Pick out the lines below that include the string "notatnik".

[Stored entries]

— Begin —

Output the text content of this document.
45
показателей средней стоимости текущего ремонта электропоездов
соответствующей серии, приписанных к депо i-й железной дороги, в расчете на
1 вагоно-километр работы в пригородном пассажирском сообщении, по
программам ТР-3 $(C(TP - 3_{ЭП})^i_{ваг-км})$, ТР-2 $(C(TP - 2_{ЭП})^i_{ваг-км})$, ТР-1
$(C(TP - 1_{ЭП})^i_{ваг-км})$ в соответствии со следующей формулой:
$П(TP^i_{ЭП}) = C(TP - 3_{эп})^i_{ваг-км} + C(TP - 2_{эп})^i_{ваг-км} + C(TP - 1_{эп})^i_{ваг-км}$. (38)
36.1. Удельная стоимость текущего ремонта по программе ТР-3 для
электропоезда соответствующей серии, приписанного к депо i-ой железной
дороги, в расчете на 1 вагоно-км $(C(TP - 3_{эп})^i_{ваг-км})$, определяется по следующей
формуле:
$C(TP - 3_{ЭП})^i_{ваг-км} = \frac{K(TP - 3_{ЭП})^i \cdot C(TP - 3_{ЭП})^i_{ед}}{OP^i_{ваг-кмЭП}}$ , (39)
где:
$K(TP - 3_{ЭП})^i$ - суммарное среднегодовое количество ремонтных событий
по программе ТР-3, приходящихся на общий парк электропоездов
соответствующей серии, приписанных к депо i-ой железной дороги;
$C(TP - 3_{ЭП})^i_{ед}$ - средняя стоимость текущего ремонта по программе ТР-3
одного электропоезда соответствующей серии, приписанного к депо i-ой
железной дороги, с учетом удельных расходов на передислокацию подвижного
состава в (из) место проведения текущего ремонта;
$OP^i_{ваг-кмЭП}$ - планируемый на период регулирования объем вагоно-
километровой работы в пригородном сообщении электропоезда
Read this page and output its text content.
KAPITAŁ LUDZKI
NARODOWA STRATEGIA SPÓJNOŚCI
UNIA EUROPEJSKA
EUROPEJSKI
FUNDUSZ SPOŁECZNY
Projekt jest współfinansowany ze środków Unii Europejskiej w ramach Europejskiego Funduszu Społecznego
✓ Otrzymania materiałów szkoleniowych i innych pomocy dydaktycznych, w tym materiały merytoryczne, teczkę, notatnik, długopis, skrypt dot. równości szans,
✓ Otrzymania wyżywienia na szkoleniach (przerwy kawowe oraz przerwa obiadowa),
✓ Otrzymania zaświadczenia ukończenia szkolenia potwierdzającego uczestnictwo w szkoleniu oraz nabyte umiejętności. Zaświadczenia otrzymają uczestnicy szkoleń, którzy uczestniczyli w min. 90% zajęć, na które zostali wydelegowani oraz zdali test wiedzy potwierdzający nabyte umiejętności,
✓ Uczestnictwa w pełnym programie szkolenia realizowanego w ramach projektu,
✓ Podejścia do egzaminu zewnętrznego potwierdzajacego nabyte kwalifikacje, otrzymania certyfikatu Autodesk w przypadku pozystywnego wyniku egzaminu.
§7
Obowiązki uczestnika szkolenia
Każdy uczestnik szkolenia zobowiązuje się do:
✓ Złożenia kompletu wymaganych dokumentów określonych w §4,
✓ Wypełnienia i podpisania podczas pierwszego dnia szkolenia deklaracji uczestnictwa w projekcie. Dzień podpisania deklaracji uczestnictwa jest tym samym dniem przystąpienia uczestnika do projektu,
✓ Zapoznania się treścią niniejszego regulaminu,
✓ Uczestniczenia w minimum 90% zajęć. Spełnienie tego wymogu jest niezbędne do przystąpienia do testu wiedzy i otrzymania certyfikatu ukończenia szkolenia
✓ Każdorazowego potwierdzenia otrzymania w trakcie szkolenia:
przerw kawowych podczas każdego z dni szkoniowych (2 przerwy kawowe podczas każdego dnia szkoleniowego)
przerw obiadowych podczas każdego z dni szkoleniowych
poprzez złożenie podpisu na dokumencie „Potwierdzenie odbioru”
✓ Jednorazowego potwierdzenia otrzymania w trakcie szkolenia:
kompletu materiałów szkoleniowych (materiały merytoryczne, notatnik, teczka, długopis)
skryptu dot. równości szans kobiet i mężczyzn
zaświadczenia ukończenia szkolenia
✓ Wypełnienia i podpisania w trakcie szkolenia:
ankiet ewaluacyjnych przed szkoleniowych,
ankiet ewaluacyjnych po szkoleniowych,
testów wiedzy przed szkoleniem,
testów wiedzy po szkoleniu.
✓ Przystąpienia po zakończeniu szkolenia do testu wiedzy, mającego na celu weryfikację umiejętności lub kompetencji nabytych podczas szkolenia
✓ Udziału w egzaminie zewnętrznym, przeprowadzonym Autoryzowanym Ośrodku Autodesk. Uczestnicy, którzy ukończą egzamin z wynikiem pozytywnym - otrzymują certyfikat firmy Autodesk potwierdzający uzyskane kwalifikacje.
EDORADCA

— End —
— Begin —

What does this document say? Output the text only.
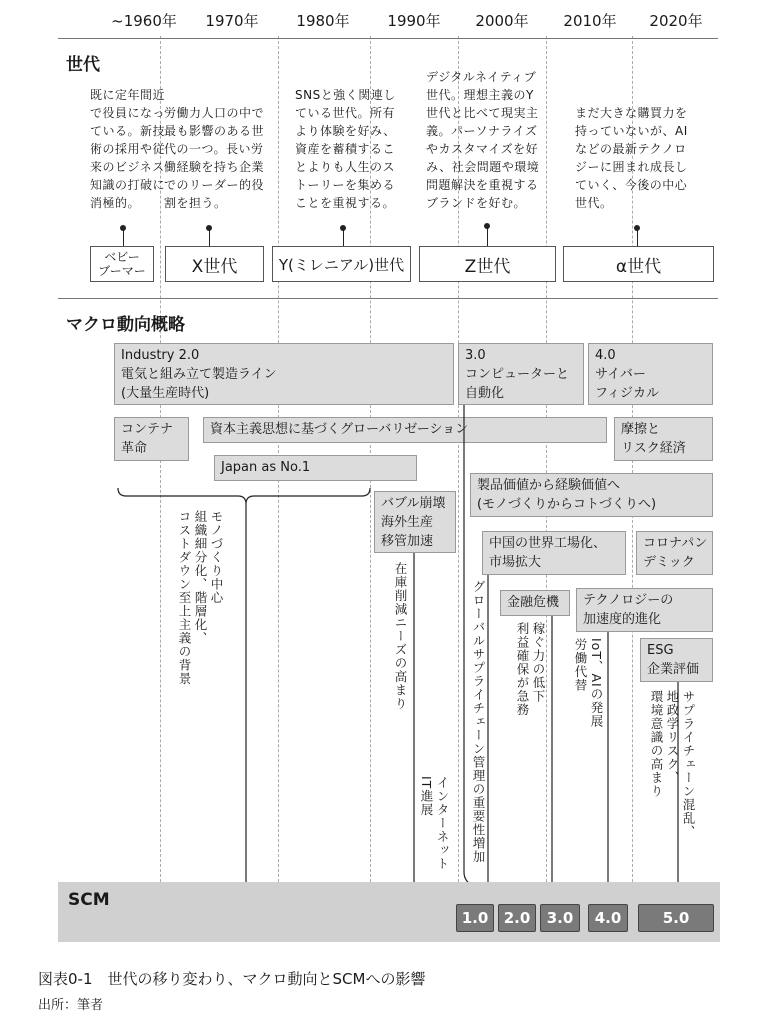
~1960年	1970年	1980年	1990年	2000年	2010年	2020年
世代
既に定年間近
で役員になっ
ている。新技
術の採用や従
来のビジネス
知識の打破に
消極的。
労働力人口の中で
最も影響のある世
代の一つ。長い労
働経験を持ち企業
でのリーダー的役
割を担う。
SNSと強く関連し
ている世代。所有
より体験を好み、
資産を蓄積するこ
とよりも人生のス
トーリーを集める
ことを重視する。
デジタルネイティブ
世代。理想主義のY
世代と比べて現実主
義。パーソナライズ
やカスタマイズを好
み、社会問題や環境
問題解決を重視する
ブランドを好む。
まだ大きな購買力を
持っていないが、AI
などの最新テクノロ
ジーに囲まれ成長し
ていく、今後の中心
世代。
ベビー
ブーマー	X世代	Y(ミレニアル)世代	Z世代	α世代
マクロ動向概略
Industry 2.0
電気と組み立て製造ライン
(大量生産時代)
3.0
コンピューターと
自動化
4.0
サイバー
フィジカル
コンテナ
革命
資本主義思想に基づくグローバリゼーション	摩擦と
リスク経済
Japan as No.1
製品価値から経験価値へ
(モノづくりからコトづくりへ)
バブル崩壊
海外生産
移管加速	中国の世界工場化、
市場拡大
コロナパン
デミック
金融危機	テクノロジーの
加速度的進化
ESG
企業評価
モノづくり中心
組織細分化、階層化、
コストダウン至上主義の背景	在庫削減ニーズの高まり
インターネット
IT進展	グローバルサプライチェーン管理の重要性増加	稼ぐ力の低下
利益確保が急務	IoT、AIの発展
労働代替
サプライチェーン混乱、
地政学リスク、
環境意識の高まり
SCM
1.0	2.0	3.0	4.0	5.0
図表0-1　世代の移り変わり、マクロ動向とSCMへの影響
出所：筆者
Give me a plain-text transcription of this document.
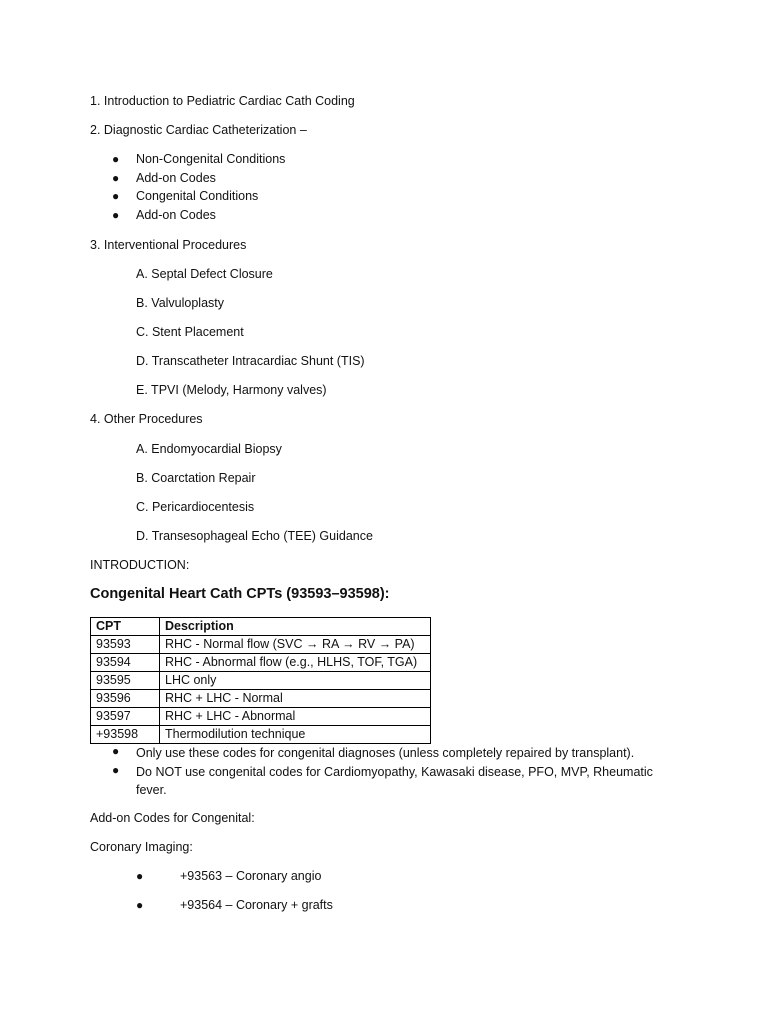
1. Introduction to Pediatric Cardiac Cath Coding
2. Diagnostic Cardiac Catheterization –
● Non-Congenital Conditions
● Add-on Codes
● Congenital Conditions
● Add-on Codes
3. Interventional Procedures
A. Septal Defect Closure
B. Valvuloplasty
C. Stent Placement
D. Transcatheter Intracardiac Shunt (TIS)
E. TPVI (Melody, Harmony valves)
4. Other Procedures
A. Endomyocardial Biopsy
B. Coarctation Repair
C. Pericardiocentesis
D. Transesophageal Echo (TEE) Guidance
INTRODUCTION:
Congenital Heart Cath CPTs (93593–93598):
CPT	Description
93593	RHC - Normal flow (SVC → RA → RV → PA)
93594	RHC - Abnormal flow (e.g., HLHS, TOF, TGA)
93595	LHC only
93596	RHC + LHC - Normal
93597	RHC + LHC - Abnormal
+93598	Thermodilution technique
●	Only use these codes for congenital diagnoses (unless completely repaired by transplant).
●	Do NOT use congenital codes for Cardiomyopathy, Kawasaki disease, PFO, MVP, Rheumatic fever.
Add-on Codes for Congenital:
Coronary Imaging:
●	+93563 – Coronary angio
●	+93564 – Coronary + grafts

— End —
— Begin —

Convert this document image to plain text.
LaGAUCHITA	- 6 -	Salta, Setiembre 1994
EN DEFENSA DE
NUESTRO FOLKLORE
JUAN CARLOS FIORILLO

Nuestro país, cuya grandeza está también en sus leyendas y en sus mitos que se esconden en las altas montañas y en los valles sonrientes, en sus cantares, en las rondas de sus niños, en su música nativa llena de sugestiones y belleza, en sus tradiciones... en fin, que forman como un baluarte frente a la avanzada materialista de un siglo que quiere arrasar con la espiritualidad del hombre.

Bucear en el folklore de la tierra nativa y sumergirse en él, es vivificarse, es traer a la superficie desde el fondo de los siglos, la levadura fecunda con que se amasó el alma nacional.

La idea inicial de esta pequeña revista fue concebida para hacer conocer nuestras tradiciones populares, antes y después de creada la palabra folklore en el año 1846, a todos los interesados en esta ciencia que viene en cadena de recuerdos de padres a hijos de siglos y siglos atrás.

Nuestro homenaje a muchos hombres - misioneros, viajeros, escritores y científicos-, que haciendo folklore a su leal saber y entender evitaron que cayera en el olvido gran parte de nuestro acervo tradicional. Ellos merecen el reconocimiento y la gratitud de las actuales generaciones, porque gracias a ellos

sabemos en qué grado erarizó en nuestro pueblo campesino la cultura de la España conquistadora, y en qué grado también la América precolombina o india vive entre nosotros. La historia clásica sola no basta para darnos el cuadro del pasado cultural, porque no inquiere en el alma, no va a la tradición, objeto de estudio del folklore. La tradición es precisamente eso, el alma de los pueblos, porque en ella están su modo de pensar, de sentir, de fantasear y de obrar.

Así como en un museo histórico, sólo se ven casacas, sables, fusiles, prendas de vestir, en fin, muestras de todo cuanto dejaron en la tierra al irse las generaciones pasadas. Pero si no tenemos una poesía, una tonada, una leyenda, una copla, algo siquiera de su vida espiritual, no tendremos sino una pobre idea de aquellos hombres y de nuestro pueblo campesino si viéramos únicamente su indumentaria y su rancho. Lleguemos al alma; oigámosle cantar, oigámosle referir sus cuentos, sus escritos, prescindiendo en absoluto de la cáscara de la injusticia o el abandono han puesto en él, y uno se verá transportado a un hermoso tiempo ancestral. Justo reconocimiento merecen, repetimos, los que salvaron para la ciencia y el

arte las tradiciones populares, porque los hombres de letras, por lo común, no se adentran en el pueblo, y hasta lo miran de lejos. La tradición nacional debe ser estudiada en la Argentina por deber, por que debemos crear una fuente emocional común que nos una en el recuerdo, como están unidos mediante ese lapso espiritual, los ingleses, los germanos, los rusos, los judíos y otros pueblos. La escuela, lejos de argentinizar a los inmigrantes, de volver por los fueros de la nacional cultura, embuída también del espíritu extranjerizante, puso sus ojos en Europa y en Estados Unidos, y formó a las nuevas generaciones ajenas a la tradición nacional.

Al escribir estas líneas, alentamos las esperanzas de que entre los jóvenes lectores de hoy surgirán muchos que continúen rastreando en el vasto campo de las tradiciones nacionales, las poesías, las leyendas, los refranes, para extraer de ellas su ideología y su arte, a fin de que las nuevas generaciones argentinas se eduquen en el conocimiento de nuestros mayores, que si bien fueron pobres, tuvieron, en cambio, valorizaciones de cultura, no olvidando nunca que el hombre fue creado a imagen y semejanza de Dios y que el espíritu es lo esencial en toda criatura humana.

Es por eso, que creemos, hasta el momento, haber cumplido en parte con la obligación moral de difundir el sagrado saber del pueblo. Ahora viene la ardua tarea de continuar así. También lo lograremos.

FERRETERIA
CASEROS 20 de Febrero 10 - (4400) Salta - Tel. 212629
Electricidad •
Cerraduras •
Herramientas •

— End —

● Response to this task:
✓ Otrzymania materiałów szkoleniowych i innych pomocy dydaktycznych, w tym materiały merytoryczne, teczkę, notatnik, długopis, skrypt dot. równości szans,
kompletu materiałów szkoleniowych (materiały merytoryczne, notatnik, teczka, długopis)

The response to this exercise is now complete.